(Excerpt from a dataset)
[start]

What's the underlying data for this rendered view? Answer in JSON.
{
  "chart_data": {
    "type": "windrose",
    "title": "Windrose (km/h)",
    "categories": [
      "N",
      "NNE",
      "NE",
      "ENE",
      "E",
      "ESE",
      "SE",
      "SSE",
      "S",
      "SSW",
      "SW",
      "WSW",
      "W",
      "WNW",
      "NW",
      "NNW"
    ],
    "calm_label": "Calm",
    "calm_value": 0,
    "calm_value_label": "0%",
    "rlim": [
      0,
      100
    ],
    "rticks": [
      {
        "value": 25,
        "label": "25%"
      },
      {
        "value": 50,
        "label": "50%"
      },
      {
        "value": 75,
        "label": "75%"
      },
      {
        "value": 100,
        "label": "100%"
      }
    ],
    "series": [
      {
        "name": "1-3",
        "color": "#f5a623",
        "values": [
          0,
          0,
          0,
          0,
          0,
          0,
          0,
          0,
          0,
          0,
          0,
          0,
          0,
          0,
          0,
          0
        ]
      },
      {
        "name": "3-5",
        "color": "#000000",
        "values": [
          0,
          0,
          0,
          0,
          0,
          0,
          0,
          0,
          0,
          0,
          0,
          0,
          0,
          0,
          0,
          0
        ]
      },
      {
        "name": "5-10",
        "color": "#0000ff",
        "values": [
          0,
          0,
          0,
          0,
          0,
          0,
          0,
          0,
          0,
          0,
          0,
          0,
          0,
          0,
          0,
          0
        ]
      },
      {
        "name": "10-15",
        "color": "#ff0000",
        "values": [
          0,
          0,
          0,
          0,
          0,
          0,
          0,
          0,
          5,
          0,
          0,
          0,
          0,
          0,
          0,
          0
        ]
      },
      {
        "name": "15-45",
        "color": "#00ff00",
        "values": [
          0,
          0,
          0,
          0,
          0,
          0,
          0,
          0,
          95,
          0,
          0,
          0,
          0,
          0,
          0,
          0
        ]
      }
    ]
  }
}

[end]
[start]

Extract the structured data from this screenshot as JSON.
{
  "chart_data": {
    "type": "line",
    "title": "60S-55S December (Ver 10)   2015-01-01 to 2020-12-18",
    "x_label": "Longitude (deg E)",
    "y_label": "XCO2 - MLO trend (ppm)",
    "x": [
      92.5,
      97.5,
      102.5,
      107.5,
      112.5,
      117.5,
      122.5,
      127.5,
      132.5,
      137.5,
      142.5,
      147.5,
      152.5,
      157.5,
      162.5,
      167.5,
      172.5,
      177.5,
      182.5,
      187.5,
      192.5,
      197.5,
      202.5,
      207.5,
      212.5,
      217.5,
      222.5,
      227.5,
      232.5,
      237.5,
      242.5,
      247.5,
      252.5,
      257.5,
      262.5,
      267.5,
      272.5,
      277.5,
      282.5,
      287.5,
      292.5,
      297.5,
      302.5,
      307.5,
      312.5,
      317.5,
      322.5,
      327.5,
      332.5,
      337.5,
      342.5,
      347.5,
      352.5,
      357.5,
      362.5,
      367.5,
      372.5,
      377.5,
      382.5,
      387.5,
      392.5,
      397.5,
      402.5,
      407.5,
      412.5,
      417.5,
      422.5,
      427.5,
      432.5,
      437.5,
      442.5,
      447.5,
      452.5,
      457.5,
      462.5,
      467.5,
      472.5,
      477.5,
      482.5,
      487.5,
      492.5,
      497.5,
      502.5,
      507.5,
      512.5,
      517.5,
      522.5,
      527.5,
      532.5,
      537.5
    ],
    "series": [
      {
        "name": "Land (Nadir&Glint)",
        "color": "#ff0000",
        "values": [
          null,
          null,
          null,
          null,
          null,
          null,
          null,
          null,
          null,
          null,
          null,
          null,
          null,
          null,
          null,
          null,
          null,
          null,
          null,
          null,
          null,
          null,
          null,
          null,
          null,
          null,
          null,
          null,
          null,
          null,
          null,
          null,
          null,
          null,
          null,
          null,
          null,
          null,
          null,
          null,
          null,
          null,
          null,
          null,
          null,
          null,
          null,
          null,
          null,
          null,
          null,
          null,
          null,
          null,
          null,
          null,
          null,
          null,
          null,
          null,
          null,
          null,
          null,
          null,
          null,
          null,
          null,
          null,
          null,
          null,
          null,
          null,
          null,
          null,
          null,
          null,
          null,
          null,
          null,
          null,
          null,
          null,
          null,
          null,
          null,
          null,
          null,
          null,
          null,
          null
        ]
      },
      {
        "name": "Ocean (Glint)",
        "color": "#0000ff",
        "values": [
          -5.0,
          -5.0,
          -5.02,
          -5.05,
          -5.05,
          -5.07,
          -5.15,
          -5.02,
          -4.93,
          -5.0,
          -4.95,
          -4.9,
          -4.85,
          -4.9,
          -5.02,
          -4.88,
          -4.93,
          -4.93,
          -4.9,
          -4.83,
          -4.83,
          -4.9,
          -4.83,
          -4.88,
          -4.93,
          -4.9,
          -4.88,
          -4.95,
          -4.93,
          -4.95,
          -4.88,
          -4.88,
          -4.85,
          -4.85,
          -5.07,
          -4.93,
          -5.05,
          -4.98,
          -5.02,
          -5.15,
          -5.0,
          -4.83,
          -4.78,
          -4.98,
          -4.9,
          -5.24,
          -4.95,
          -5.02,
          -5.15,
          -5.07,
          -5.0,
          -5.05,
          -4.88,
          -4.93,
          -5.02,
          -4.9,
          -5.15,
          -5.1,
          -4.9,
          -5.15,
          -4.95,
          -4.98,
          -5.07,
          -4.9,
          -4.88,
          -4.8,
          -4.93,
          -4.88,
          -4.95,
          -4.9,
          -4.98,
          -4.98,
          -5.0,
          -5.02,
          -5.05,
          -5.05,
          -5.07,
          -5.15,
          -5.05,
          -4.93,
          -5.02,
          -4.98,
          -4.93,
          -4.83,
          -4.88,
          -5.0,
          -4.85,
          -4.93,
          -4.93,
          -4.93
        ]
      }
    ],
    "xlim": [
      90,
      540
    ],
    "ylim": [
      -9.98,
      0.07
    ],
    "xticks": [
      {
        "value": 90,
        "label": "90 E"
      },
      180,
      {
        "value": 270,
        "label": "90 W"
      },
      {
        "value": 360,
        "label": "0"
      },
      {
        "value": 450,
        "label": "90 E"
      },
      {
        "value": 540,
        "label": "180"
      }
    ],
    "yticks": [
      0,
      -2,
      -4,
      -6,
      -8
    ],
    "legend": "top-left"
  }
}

[end]
[start]

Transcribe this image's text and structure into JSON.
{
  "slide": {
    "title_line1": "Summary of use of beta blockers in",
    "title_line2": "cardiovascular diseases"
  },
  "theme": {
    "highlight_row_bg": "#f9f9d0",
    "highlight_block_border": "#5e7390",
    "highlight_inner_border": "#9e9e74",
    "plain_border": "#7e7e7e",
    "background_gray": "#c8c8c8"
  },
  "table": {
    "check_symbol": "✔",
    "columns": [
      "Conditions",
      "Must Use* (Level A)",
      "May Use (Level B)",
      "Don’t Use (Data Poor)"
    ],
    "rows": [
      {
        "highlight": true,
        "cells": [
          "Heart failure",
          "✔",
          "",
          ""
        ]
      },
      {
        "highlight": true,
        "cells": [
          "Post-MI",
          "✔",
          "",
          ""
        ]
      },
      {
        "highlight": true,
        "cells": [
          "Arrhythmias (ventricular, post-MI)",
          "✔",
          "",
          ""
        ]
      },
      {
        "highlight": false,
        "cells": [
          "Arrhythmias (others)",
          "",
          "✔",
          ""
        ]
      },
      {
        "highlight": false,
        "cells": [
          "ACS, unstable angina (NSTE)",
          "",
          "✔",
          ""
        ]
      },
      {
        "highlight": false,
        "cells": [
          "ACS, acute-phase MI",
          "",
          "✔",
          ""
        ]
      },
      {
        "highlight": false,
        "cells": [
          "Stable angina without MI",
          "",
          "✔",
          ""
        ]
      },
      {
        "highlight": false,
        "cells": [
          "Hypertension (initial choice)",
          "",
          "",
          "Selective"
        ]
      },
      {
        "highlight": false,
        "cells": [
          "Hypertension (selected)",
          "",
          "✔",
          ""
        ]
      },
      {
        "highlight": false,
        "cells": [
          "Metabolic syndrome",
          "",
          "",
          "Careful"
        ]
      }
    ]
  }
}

[end]

**THE REQUEST:** Show all lines from the listing above in which "Glint" appears.

**ANSWER TO THIS TASK:**
        "name": "Land (Nadir&Glint)",
        "name": "Ocean (Glint)",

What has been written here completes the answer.